__Work to do__.
Search the entries below. Return every line that has "Reduced" in it.

__Material shown__.
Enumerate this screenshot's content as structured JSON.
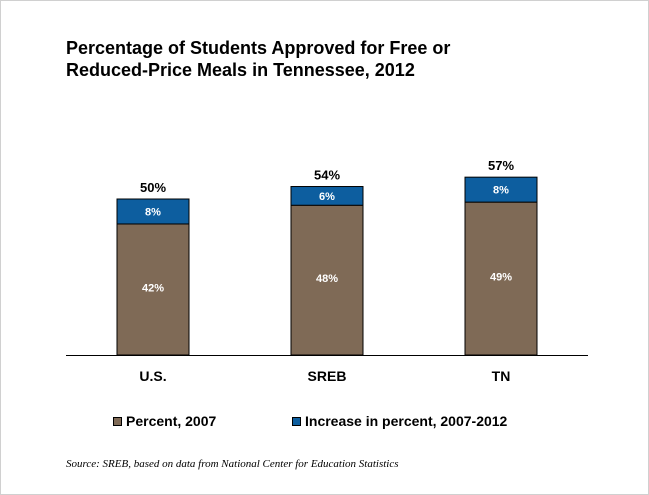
{
  "chart_data": {
    "type": "bar",
    "stacked": true,
    "title": "Percentage of Students Approved for Free or Reduced-Price Meals in Tennessee, 2012",
    "title_lines": [
      "Percentage of Students Approved for Free or",
      "Reduced-Price Meals in Tennessee, 2012"
    ],
    "categories": [
      "U.S.",
      "SREB",
      "TN"
    ],
    "series": [
      {
        "name": "Percent, 2007",
        "color": "#7F6A56",
        "values": [
          42,
          48,
          49
        ],
        "labels": [
          "42%",
          "48%",
          "49%"
        ]
      },
      {
        "name": "Increase in percent, 2007-2012",
        "color": "#0D5E9F",
        "values": [
          8,
          6,
          8
        ],
        "labels": [
          "8%",
          "6%",
          "8%"
        ]
      }
    ],
    "totals": [
      50,
      54,
      57
    ],
    "total_labels": [
      "50%",
      "54%",
      "57%"
    ],
    "xlabel": "",
    "ylabel": "",
    "ylim": [
      0,
      60
    ],
    "grid": false,
    "legend_position": "bottom",
    "source": "Source: SREB, based on data from National Center for Education Statistics"
  }
}
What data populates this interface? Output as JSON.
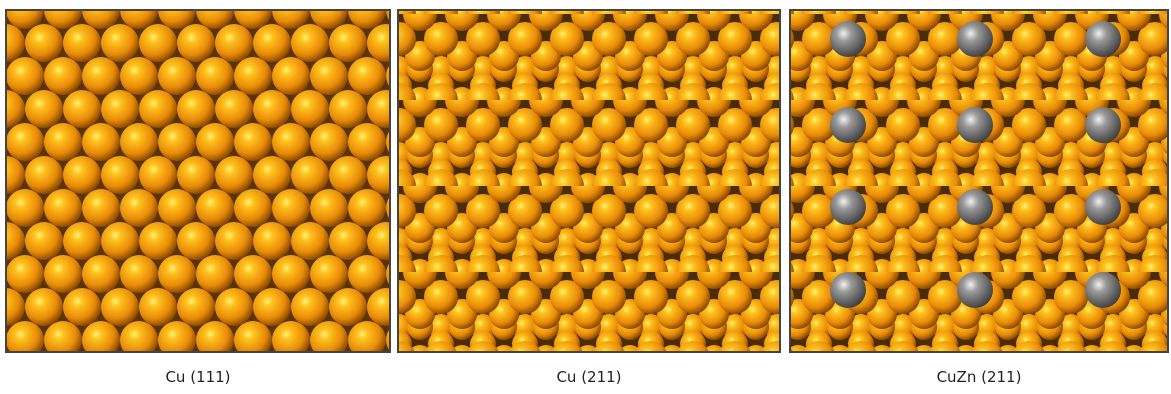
{
  "panels": [
    {
      "label": "Cu (111)"
    },
    {
      "label": "Cu (211)"
    },
    {
      "label": "CuZn (211)"
    }
  ]
}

__Result__.
    "title": "Percentage of Students Approved for Free or Reduced-Price Meals in Tennessee, 2012",
      "Reduced-Price Meals in Tennessee, 2012"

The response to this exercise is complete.